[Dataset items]
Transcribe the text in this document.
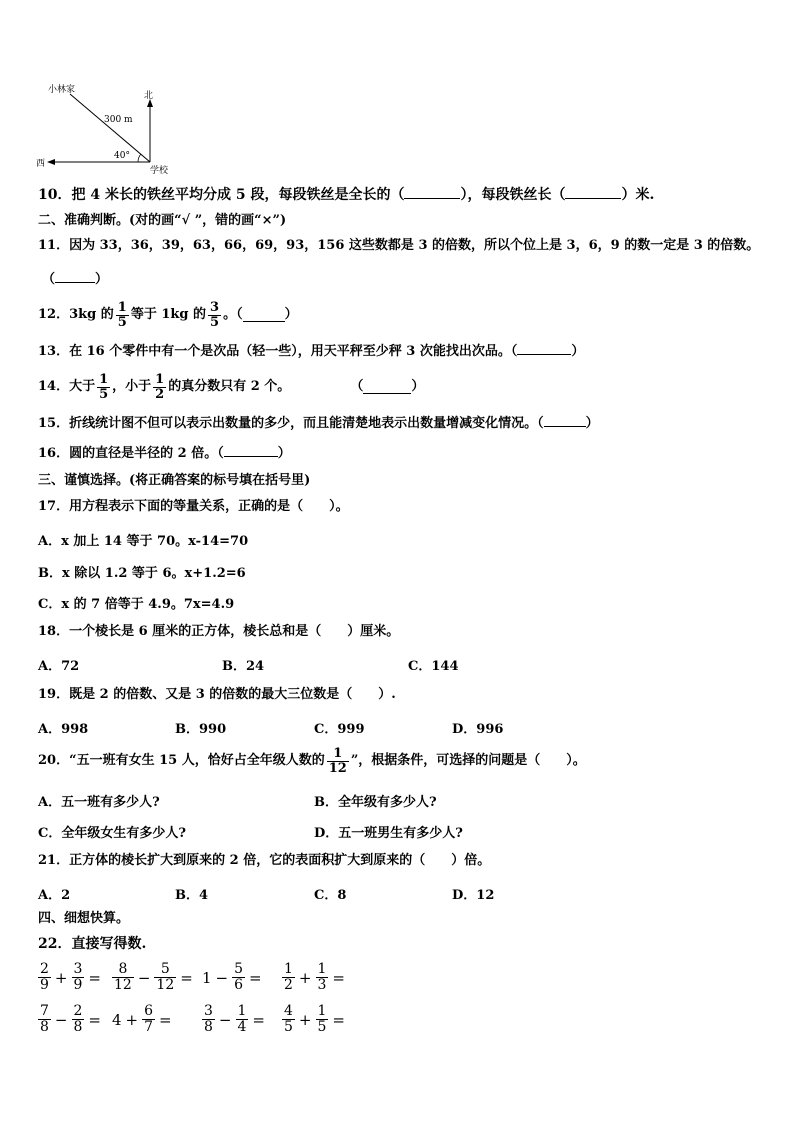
小林家
北
西
学校
300 m
40°
10．把 4 米长的铁丝平均分成 5 段，每段铁丝是全长的（	），每段铁丝长（	）米.
二、准确判断。(对的画“√ ”，错的画“×”)
11．因为 33，36，39，63，66，69，93，156 这些数都是 3 的倍数，所以个位上是 3，6，9 的数一定是 3 的倍数。
（	）
12．3kg 的 $\frac{1}{5}$ 等于 1kg 的 $\frac{3}{5}$ 。（	）
13．在 16 个零件中有一个是次品（轻一些），用天平秤至少秤 3 次能找出次品。（	）
14．大于 $\frac{1}{5}$ ，小于 $\frac{1}{2}$ 的真分数只有 2 个。	（	）
15．折线统计图不但可以表示出数量的多少，而且能清楚地表示出数量增减变化情况。（	）
16．圆的直径是半径的 2 倍。（	）
三、谨慎选择。(将正确答案的标号填在括号里)
17．用方程表示下面的等量关系，正确的是（　　）。
A．x 加上 14 等于 70。x-14=70
B．x 除以 1.2 等于 6。x+1.2=6
C．x 的 7 倍等于 4.9。7x=4.9
18．一个棱长是 6 厘米的正方体，棱长总和是（　　）厘米。
A．72	B．24	C．144
19．既是 2 的倍数、又是 3 的倍数的最大三位数是（　　）.
A．998	B．990	C．999	D．996
20．“五一班有女生 15 人，恰好占全年级人数的 $\frac{1}{12}$ ”，根据条件，可选择的问题是（　　）。
A．五一班有多少人?	B．全年级有多少人?
C．全年级女生有多少人?	D．五一班男生有多少人?
21．正方体的棱长扩大到原来的 2 倍，它的表面积扩大到原来的（　　）倍。
A．2	B．4	C．8	D．12
四、细想快算。
22．直接写得数.
$\frac{2}{9} + \frac{3}{9} = \frac{8}{12} - \frac{5}{12} = 1 - \frac{5}{6} = \frac{1}{2} + \frac{1}{3}$ =
$\frac{7}{8} - \frac{2}{8} = 4 + \frac{6}{7} = \frac{3}{8} - \frac{1}{4} = \frac{4}{5} + \frac{1}{5}$ =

• **Do this**
Quote each record exactly as it stands, minus the pictures.

• **Response below**
Transcribe the text in this document.
小林家
北
西
学校
300 m
40°
10．把 4 米长的铁丝平均分成 5 段，每段铁丝是全长的（	），每段铁丝长（	）米.
二、准确判断。(对的画“√ ”，错的画“×”)
11．因为 33，36，39，63，66，69，93，156 这些数都是 3 的倍数，所以个位上是 3，6，9 的数一定是 3 的倍数。
（	）
12．3kg 的 $\frac{1}{5}$ 等于 1kg 的 $\frac{3}{5}$ 。（	）
13．在 16 个零件中有一个是次品（轻一些），用天平秤至少秤 3 次能找出次品。（	）
14．大于 $\frac{1}{5}$ ，小于 $\frac{1}{2}$ 的真分数只有 2 个。	（	）
15．折线统计图不但可以表示出数量的多少，而且能清楚地表示出数量增减变化情况。（	）
16．圆的直径是半径的 2 倍。（	）
三、谨慎选择。(将正确答案的标号填在括号里)
17．用方程表示下面的等量关系，正确的是（　　）。
A．x 加上 14 等于 70。x-14=70
B．x 除以 1.2 等于 6。x+1.2=6
C．x 的 7 倍等于 4.9。7x=4.9
18．一个棱长是 6 厘米的正方体，棱长总和是（　　）厘米。
A．72	B．24	C．144
19．既是 2 的倍数、又是 3 的倍数的最大三位数是（　　）.
A．998	B．990	C．999	D．996
20．“五一班有女生 15 人，恰好占全年级人数的 $\frac{1}{12}$ ”，根据条件，可选择的问题是（　　）。
A．五一班有多少人?	B．全年级有多少人?
C．全年级女生有多少人?	D．五一班男生有多少人?
21．正方体的棱长扩大到原来的 2 倍，它的表面积扩大到原来的（　　）倍。
A．2	B．4	C．8	D．12
四、细想快算。
22．直接写得数.
$\frac{2}{9} + \frac{3}{9} = \frac{8}{12} - \frac{5}{12} = 1 - \frac{5}{6} = \frac{1}{2} + \frac{1}{3}$ =
$\frac{7}{8} - \frac{2}{8} = 4 + \frac{6}{7} = \frac{3}{8} - \frac{1}{4} = \frac{4}{5} + \frac{1}{5}$ =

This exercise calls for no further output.